───── DATA ─────
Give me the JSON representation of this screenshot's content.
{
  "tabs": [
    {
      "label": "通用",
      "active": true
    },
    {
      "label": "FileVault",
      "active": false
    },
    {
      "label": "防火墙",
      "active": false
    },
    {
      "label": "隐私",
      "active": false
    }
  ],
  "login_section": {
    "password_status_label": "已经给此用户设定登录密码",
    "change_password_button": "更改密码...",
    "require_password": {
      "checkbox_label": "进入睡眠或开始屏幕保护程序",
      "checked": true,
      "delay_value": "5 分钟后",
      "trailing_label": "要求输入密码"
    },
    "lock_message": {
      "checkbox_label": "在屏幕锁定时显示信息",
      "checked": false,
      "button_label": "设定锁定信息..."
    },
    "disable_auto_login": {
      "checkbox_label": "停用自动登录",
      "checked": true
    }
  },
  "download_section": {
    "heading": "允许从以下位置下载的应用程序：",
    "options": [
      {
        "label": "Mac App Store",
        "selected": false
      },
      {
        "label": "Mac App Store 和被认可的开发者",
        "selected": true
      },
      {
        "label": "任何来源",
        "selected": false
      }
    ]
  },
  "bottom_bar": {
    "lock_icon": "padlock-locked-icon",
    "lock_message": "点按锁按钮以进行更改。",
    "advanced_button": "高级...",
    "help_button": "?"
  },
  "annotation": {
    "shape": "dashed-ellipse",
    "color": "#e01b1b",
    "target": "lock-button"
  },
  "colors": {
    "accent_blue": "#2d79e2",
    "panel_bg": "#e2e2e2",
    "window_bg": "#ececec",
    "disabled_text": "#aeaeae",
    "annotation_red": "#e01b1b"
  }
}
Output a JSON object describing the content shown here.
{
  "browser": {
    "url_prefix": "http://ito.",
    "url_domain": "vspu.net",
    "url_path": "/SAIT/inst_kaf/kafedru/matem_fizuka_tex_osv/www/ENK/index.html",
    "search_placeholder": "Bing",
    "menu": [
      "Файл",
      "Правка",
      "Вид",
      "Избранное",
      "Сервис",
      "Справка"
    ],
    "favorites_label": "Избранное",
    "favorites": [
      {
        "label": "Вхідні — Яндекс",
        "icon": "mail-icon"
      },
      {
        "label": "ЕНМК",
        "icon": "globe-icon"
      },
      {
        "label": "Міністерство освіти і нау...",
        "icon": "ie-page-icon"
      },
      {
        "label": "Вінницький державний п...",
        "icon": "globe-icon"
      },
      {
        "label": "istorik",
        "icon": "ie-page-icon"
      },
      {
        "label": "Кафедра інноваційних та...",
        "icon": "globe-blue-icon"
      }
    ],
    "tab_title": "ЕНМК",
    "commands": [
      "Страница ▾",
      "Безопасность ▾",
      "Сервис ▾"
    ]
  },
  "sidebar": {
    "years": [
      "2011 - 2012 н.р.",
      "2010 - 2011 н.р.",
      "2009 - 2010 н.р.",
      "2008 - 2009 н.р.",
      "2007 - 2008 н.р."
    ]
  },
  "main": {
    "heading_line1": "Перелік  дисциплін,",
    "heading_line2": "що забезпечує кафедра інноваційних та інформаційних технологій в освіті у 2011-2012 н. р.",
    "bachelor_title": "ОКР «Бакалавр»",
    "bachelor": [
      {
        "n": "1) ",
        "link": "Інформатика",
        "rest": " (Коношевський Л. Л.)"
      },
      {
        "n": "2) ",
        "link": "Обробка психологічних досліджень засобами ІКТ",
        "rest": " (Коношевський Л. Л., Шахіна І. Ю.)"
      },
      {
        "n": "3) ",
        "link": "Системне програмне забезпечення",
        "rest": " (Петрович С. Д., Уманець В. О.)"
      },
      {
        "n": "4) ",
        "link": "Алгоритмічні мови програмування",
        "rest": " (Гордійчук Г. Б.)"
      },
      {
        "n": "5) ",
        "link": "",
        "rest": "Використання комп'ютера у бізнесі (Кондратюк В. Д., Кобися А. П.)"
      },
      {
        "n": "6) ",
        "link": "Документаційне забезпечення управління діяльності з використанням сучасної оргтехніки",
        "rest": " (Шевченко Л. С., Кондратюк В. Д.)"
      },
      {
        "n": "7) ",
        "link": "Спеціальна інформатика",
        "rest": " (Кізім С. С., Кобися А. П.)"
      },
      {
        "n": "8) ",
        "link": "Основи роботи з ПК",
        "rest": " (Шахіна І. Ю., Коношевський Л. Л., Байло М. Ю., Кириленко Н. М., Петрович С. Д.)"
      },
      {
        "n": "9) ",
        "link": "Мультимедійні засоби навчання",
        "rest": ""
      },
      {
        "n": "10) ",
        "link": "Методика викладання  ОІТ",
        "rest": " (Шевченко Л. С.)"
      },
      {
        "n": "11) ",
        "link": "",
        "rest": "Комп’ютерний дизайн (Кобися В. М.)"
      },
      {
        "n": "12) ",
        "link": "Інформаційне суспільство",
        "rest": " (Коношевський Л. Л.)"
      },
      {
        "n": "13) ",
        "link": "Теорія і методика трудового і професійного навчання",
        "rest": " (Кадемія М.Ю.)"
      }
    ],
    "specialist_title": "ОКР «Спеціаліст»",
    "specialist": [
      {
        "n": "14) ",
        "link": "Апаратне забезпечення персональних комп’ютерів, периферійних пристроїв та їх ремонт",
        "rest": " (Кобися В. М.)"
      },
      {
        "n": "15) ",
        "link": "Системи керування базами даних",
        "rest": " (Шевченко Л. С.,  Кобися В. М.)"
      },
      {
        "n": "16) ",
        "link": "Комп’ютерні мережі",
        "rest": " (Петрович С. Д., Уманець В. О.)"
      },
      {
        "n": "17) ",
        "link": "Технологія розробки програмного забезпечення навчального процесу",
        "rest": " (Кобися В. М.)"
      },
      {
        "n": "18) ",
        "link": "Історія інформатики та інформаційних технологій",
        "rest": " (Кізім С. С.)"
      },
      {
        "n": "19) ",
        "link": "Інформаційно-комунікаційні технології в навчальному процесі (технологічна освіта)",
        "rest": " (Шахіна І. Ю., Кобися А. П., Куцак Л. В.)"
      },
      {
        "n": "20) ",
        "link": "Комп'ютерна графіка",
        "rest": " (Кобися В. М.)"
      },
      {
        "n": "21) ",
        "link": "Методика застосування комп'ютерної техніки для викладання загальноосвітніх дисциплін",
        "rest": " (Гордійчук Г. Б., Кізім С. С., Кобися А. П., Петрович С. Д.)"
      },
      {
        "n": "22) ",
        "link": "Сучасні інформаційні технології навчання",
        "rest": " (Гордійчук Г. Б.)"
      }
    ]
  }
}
─────
YOUR TASK: Extract every line containing the string "Петрович" from the data above.

FULL OUTPUT:
        "rest": " (Петрович С. Д., Уманець В. О.)"
        "rest": " (Шахіна І. Ю., Коношевський Л. Л., Байло М. Ю., Кириленко Н. М., Петрович С. Д.)"
        "rest": " (Петрович С. Д., Уманець В. О.)"
        "rest": " (Гордійчук Г. Б., Кізім С. С., Кобися А. П., Петрович С. Д.)"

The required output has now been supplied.